## Start
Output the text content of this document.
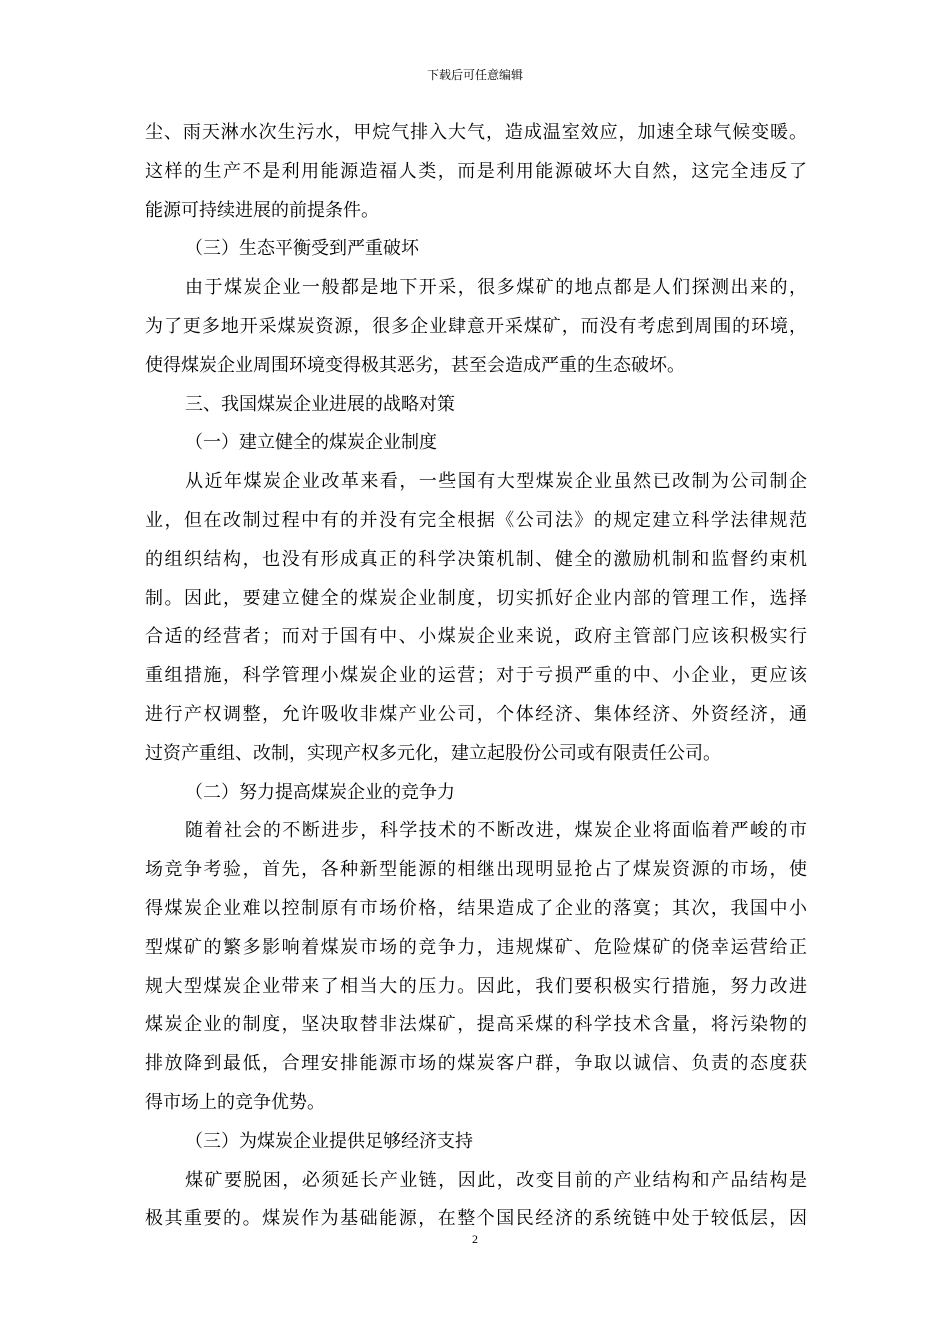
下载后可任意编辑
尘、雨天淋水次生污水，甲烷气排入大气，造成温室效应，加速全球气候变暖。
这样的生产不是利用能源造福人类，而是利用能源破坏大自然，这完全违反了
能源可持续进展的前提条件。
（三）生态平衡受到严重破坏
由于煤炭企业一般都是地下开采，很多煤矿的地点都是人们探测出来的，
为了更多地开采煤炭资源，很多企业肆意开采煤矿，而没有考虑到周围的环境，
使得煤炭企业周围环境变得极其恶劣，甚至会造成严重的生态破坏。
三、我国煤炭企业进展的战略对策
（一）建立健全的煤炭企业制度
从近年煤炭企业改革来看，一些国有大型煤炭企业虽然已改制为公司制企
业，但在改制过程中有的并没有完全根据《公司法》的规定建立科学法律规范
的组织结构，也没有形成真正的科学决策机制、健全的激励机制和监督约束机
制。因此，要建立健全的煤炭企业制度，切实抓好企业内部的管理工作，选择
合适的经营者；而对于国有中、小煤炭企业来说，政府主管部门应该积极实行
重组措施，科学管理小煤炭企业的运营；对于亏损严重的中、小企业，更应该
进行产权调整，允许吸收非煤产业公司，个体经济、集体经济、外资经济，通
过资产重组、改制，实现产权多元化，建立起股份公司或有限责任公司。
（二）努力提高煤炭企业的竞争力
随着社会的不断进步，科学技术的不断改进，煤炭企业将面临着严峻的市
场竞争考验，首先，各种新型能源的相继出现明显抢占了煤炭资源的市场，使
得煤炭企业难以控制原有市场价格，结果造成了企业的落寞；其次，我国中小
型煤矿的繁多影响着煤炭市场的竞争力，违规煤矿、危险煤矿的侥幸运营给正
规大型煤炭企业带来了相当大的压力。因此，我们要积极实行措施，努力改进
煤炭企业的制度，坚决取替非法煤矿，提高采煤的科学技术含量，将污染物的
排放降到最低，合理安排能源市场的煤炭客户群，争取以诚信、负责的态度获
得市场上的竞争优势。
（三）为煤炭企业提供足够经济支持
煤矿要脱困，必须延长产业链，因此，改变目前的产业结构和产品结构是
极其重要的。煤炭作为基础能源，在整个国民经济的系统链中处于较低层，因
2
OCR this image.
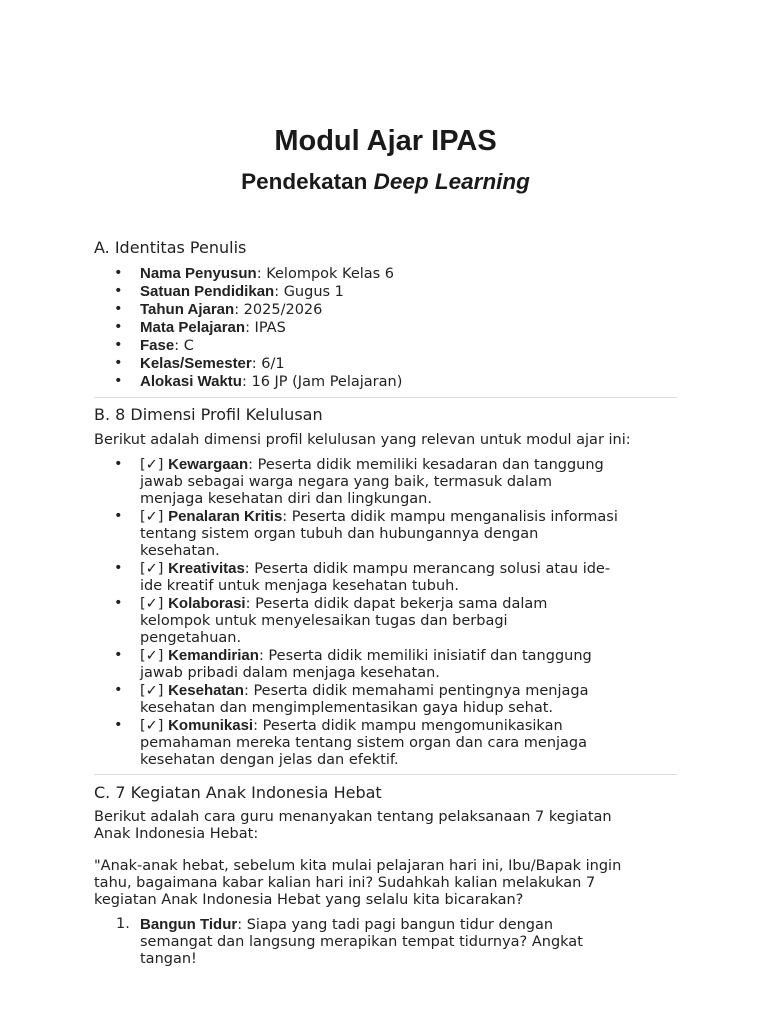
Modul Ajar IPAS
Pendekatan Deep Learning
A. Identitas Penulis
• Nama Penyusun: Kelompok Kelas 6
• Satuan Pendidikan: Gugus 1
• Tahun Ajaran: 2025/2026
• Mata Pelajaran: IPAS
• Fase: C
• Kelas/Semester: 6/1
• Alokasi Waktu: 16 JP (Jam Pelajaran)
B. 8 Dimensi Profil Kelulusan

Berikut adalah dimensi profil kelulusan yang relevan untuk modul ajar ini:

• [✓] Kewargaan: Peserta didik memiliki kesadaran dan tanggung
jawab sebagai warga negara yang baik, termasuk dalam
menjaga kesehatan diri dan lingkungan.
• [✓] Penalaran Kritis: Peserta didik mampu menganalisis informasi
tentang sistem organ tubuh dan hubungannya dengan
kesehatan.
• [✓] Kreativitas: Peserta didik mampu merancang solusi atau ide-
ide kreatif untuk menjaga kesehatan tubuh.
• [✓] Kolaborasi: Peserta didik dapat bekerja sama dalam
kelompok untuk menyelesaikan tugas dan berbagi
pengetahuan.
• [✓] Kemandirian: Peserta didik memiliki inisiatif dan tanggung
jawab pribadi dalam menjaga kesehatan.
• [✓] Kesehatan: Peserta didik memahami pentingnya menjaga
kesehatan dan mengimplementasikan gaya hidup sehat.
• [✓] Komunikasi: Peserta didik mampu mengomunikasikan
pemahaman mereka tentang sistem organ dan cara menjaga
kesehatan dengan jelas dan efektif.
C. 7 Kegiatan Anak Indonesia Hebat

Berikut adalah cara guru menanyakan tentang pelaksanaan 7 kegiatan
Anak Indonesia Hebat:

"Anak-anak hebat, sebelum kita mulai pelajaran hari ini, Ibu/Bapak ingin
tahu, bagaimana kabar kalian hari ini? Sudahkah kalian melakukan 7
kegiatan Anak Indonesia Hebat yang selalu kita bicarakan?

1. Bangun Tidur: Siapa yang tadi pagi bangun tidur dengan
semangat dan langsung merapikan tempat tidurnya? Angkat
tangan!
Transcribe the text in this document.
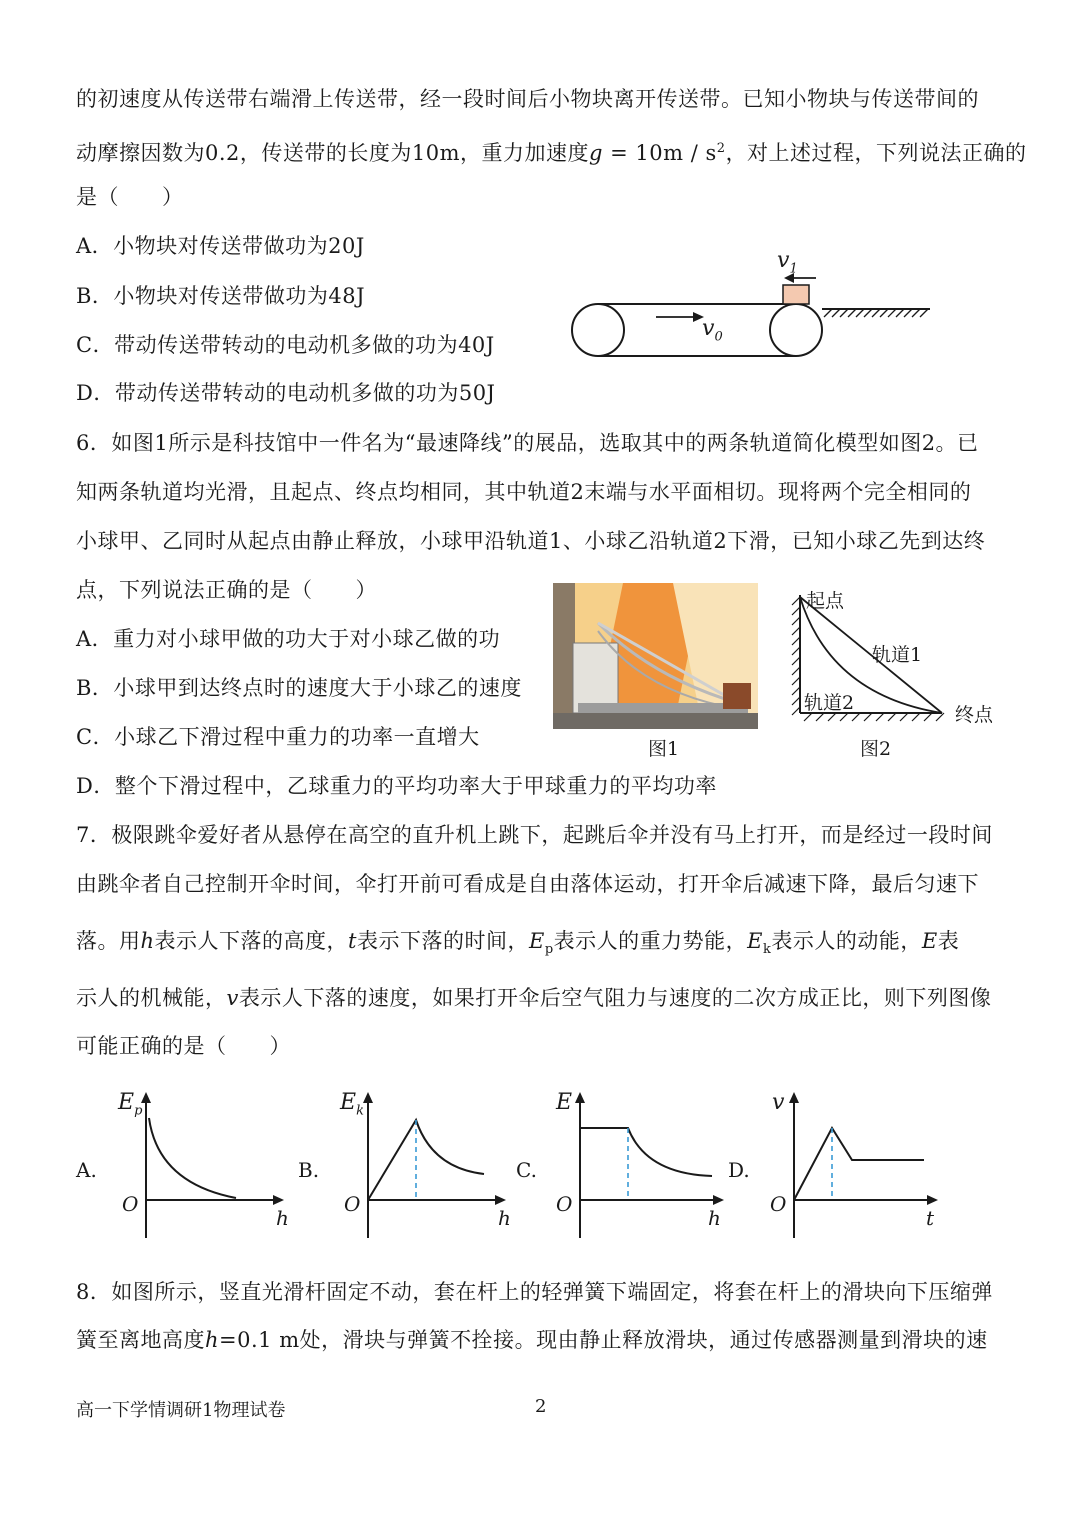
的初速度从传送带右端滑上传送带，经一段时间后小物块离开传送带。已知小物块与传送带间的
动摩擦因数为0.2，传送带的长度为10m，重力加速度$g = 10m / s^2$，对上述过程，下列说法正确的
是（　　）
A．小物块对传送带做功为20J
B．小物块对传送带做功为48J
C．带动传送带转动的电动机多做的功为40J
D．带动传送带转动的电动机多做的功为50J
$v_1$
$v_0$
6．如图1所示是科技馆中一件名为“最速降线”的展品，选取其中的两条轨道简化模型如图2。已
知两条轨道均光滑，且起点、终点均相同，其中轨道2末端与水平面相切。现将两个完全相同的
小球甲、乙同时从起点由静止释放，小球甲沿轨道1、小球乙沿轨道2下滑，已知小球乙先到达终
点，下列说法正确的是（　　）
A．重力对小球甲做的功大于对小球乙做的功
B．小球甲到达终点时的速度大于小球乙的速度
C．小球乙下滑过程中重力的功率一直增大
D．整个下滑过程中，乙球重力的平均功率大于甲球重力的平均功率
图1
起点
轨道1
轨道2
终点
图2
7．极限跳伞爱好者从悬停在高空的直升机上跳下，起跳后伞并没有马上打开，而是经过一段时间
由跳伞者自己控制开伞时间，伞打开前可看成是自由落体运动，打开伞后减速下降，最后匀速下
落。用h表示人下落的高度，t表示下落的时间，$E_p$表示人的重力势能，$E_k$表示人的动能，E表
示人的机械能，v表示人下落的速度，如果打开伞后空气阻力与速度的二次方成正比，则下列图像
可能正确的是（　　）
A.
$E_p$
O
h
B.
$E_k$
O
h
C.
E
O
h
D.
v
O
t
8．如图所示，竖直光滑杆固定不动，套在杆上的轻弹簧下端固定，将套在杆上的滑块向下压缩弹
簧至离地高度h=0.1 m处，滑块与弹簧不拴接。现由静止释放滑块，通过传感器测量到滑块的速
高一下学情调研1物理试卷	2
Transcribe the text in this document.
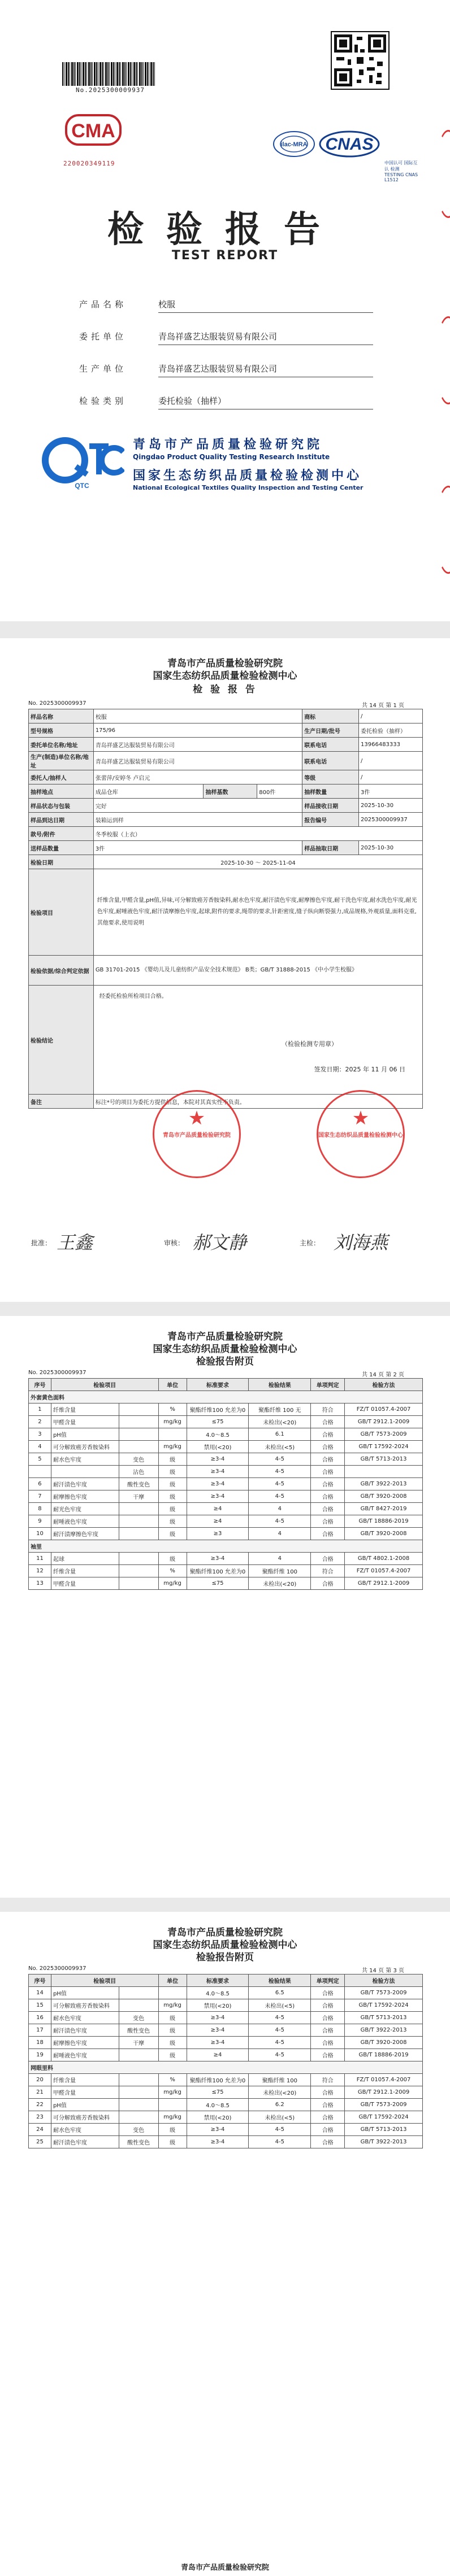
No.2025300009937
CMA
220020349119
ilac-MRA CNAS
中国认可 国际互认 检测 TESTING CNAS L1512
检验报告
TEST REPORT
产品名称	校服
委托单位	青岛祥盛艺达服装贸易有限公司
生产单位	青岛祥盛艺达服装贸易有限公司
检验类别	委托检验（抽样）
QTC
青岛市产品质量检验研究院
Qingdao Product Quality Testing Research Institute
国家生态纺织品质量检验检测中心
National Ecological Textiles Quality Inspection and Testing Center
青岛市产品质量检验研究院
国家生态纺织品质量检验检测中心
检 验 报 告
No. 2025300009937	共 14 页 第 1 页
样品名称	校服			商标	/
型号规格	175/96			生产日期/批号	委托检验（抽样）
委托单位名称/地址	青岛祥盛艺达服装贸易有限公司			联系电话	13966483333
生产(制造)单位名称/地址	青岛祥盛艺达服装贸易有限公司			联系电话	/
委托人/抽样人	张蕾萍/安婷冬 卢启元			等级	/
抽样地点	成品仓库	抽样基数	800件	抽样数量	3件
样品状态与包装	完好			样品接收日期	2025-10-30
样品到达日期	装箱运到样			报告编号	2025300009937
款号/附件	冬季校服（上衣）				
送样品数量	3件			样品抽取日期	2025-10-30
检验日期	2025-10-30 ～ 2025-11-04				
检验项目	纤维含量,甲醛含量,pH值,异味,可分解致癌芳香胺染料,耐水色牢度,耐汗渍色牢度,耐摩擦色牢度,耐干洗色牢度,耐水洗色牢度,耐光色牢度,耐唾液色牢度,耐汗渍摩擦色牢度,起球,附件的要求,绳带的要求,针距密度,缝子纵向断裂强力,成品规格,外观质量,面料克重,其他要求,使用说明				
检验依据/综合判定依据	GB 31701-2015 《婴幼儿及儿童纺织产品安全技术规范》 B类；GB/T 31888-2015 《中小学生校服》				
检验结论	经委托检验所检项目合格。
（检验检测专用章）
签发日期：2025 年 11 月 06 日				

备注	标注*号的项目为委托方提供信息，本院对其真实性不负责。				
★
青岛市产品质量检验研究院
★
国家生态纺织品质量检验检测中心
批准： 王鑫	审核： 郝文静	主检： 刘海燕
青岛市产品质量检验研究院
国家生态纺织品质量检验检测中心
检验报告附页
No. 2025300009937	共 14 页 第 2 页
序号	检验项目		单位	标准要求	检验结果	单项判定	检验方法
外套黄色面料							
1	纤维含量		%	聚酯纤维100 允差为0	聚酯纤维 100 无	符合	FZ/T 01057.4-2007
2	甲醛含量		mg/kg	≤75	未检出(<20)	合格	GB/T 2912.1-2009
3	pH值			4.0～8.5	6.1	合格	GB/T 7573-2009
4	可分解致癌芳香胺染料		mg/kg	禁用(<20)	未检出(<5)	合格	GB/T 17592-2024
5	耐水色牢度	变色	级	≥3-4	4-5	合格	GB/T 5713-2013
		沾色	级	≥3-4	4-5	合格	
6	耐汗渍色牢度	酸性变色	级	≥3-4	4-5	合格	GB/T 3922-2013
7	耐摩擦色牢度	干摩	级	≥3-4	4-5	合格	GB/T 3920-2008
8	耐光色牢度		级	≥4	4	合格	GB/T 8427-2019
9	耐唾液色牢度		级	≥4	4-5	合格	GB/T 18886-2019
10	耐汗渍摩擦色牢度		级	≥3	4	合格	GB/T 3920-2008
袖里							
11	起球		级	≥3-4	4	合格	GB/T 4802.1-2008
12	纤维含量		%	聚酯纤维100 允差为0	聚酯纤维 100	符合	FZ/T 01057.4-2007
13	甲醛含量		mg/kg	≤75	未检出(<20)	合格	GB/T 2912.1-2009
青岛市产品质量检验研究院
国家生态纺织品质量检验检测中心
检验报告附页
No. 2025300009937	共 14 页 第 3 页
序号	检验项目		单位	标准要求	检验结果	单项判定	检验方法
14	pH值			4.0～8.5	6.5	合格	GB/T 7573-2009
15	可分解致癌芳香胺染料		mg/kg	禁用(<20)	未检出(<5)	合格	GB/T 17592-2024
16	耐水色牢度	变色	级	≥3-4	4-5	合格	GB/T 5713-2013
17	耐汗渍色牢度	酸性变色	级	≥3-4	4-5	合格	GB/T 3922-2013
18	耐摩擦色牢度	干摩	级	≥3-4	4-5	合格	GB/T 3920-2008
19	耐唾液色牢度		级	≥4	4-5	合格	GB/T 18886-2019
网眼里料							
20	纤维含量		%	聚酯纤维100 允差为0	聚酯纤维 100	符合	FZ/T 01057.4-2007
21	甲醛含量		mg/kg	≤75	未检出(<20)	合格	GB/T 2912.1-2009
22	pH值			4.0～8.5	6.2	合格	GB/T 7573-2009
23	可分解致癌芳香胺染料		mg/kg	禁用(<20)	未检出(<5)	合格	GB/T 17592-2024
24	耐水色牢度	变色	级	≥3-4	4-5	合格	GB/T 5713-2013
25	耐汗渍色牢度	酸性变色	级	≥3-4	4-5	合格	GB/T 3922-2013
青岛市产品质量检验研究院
## End
Given instruction: Scan the listing above. Gather each line that contains the word "mampu".

Task result:
• [✓] Penalaran Kritis: Peserta didik mampu menganalisis informasi
• [✓] Kreativitas: Peserta didik mampu merancang solusi atau ide-
• [✓] Komunikasi: Peserta didik mampu mengomunikasikan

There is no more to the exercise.